> To do: Within the data that follows, how many lines carry the string "period"? Give the number alone.

> Listing:

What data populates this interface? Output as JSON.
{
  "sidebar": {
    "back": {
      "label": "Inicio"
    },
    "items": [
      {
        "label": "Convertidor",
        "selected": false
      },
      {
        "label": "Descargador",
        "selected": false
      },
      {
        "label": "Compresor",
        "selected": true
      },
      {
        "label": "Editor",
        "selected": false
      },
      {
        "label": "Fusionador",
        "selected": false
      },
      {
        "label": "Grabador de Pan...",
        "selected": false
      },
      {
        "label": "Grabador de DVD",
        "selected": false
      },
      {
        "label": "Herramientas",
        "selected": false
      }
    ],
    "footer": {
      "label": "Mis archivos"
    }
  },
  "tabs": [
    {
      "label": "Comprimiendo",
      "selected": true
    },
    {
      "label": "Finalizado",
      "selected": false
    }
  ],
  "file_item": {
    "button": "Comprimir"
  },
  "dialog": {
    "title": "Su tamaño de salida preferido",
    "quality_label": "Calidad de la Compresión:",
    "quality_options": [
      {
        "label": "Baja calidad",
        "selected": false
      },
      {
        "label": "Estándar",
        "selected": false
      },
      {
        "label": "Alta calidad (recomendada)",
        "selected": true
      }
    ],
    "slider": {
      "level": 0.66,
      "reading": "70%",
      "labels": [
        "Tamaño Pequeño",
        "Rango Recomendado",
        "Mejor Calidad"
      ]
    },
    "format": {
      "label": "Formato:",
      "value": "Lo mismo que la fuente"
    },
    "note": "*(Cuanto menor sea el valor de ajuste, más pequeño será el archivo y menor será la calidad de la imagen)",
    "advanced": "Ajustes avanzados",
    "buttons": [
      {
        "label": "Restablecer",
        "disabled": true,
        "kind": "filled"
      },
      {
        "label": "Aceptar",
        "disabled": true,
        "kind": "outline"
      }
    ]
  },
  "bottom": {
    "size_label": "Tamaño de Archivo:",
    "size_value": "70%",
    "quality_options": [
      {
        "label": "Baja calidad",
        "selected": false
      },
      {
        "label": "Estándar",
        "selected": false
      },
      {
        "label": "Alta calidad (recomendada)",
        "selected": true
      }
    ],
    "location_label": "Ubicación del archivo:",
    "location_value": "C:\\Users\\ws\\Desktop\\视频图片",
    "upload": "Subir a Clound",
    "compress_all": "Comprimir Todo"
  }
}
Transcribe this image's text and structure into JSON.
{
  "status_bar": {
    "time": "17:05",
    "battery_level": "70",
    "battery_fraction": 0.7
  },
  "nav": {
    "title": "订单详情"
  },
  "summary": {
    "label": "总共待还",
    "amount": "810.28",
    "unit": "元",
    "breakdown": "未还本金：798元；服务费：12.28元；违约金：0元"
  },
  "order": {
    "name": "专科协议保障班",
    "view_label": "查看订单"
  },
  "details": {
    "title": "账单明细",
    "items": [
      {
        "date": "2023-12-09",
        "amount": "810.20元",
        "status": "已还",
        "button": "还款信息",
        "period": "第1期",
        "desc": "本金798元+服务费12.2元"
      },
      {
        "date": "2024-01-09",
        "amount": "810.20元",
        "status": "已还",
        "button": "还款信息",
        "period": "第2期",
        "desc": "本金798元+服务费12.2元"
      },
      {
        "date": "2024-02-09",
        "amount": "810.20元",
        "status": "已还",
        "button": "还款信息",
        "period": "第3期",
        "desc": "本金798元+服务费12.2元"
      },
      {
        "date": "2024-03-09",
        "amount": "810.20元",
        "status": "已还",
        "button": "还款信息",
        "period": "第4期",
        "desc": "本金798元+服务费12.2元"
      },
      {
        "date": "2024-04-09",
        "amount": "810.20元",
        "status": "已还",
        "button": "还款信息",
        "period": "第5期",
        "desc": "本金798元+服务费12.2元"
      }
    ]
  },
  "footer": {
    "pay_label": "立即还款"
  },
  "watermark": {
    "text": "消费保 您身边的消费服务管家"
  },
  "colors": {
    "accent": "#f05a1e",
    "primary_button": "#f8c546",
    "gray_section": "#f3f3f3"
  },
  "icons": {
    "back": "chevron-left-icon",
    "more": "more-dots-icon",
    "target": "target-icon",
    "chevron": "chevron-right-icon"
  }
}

---

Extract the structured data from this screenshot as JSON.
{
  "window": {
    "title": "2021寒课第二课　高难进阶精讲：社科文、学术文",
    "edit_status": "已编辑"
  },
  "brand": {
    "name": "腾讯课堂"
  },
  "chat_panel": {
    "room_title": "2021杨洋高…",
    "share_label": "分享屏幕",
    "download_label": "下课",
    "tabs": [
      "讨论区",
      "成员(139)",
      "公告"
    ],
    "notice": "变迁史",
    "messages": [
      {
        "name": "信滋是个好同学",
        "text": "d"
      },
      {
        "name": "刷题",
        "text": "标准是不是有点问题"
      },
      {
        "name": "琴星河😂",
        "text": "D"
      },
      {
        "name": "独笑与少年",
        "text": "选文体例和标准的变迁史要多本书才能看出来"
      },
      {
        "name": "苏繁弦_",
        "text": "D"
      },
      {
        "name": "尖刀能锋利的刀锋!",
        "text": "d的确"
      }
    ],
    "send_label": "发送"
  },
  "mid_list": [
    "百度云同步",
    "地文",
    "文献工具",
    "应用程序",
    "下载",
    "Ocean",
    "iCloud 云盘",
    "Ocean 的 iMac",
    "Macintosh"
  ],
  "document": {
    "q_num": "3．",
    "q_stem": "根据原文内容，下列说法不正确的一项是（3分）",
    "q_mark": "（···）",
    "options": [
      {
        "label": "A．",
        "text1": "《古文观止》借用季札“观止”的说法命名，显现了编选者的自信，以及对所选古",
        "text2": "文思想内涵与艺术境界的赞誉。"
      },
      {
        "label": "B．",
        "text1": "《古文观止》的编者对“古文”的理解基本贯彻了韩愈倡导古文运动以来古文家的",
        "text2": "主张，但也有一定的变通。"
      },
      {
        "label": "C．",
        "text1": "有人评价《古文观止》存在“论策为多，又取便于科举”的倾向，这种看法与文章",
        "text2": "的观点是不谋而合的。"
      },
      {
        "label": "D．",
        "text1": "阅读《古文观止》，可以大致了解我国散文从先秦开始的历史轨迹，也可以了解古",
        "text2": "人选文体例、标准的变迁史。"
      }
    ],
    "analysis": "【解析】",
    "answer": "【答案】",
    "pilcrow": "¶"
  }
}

> Complete response: 5